[Data entries]
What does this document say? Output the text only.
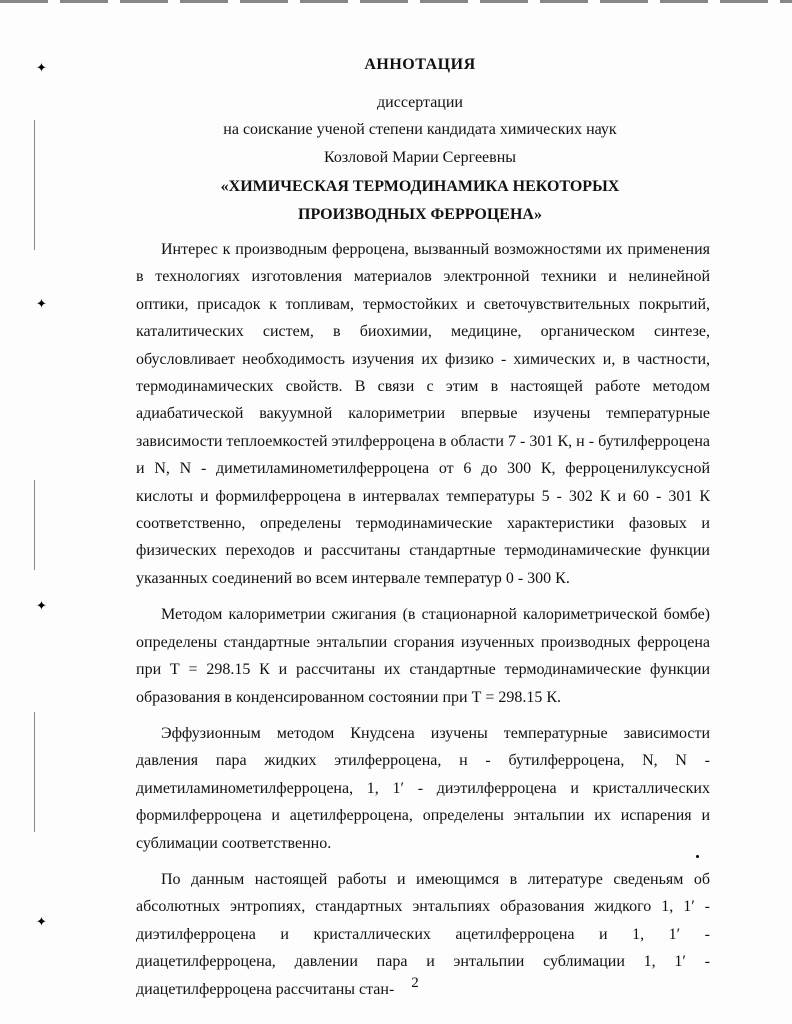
✦
✦
✦
✦
АННОТАЦИЯ
диссертации
на соискание ученой степени кандидата химических наук
Козловой Марии Сергеевны
«ХИМИЧЕСКАЯ ТЕРМОДИНАМИКА НЕКОТОРЫХ
ПРОИЗВОДНЫХ ФЕРРОЦЕНА»

Интерес к производным ферроцена, вызванный возможностями их применения в технологиях изготовления материалов электронной техники и нелинейной оптики, присадок к топливам, термостойких и светочувствительных покрытий, каталитических систем, в биохимии, медицине, органическом синтезе, обусловливает необходимость изучения их физико - химических и, в частности, термодинамических свойств. В связи с этим в настоящей работе методом адиабатической вакуумной калориметрии впервые изучены температурные зависимости теплоемкостей этилферроцена в области 7 - 301 К, н - бутилферроцена и N, N - диметиламинометилферроцена от 6 до 300 К, ферроценилуксусной кислоты и формилферроцена в интервалах температуры 5 - 302 К и 60 - 301 К соответственно, определены термодинамические характеристики фазовых и физических переходов и рассчитаны стандартные термодинамические функции указанных соединений во всем интервале температур 0 - 300 К.

Методом калориметрии сжигания (в стационарной калориметрической бомбе) определены стандартные энтальпии сгорания изученных производных ферроцена при Т = 298.15 К и рассчитаны их стандартные термодинамические функции образования в конденсированном состоянии при Т = 298.15 К.

Эффузионным методом Кнудсена изучены температурные зависимости давления пара жидких этилферроцена, н - бутилферроцена, N, N - диметиламинометилферроцена, 1, 1′ - диэтилферроцена и кристаллических формилферроцена и ацетилферроцена, определены энтальпии их испарения и сублимации соответственно.

По данным настоящей работы и имеющимся в литературе сведеньям об абсолютных энтропиях, стандартных энтальпиях образования жидкого 1, 1′ - диэтилферроцена и кристаллических ацетилферроцена и 1, 1′ - диацетилферроцена, давлении пара и энтальпии сублимации 1, 1′ - диацетилферроцена рассчитаны стан-	2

DIRECTIVE
Omit the images and transcribe all of the records above word for word.

COMPLETED EXERCISE
What does this document say? Output the text only.
✦
✦
✦
✦
АННОТАЦИЯ
диссертации
на соискание ученой степени кандидата химических наук
Козловой Марии Сергеевны
«ХИМИЧЕСКАЯ ТЕРМОДИНАМИКА НЕКОТОРЫХ
ПРОИЗВОДНЫХ ФЕРРОЦЕНА»

Интерес к производным ферроцена, вызванный возможностями их применения в технологиях изготовления материалов электронной техники и нелинейной оптики, присадок к топливам, термостойких и светочувствительных покрытий, каталитических систем, в биохимии, медицине, органическом синтезе, обусловливает необходимость изучения их физико - химических и, в частности, термодинамических свойств. В связи с этим в настоящей работе методом адиабатической вакуумной калориметрии впервые изучены температурные зависимости теплоемкостей этилферроцена в области 7 - 301 К, н - бутилферроцена и N, N - диметиламинометилферроцена от 6 до 300 К, ферроценилуксусной кислоты и формилферроцена в интервалах температуры 5 - 302 К и 60 - 301 К соответственно, определены термодинамические характеристики фазовых и физических переходов и рассчитаны стандартные термодинамические функции указанных соединений во всем интервале температур 0 - 300 К.

Методом калориметрии сжигания (в стационарной калориметрической бомбе) определены стандартные энтальпии сгорания изученных производных ферроцена при Т = 298.15 К и рассчитаны их стандартные термодинамические функции образования в конденсированном состоянии при Т = 298.15 К.

Эффузионным методом Кнудсена изучены температурные зависимости давления пара жидких этилферроцена, н - бутилферроцена, N, N - диметиламинометилферроцена, 1, 1′ - диэтилферроцена и кристаллических формилферроцена и ацетилферроцена, определены энтальпии их испарения и сублимации соответственно.

По данным настоящей работы и имеющимся в литературе сведеньям об абсолютных энтропиях, стандартных энтальпиях образования жидкого 1, 1′ - диэтилферроцена и кристаллических ацетилферроцена и 1, 1′ - диацетилферроцена, давлении пара и энтальпии сублимации 1, 1′ - диацетилферроцена рассчитаны стан-	2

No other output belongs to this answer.